The problem: Repeat the records in full and exactly, omitting pictures.

[Dataset items]
____________

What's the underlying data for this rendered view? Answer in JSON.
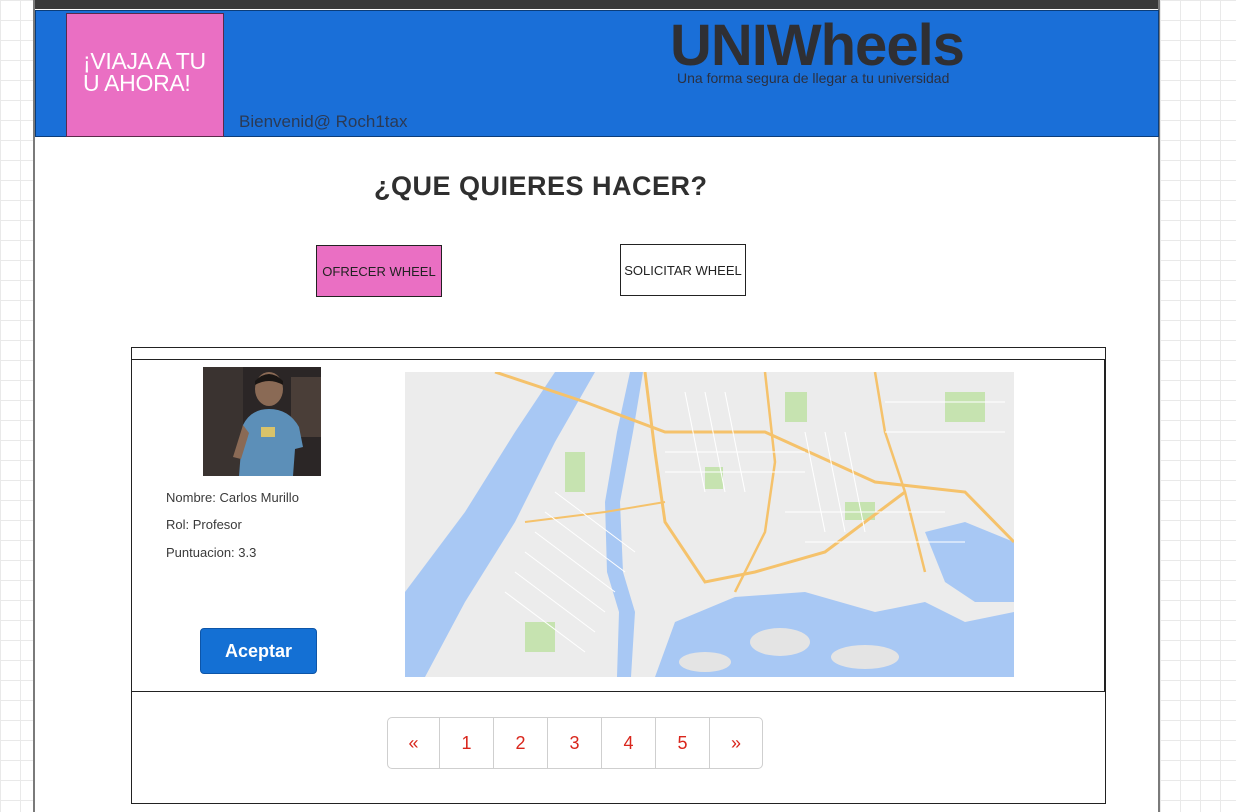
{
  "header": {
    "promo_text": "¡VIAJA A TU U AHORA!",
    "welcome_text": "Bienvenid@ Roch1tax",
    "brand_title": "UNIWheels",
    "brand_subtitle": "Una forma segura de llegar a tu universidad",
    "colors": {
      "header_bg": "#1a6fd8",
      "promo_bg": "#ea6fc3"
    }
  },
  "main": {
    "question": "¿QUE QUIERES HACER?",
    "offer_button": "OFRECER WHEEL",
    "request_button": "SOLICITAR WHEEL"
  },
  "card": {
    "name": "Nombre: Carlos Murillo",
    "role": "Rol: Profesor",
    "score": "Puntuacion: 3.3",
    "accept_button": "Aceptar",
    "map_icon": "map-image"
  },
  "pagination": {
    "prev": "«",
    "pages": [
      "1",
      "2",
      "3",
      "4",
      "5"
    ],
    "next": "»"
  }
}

____________

Answer to the problem:
What's the underlying data for this rendered view? Answer in JSON.
{
  "header": {
    "promo_text": "¡VIAJA A TU U AHORA!",
    "welcome_text": "Bienvenid@ Roch1tax",
    "brand_title": "UNIWheels",
    "brand_subtitle": "Una forma segura de llegar a tu universidad",
    "colors": {
      "header_bg": "#1a6fd8",
      "promo_bg": "#ea6fc3"
    }
  },
  "main": {
    "question": "¿QUE QUIERES HACER?",
    "offer_button": "OFRECER WHEEL",
    "request_button": "SOLICITAR WHEEL"
  },
  "card": {
    "name": "Nombre: Carlos Murillo",
    "role": "Rol: Profesor",
    "score": "Puntuacion: 3.3",
    "accept_button": "Aceptar",
    "map_icon": "map-image"
  },
  "pagination": {
    "prev": "«",
    "pages": [
      "1",
      "2",
      "3",
      "4",
      "5"
    ],
    "next": "»"
  }
}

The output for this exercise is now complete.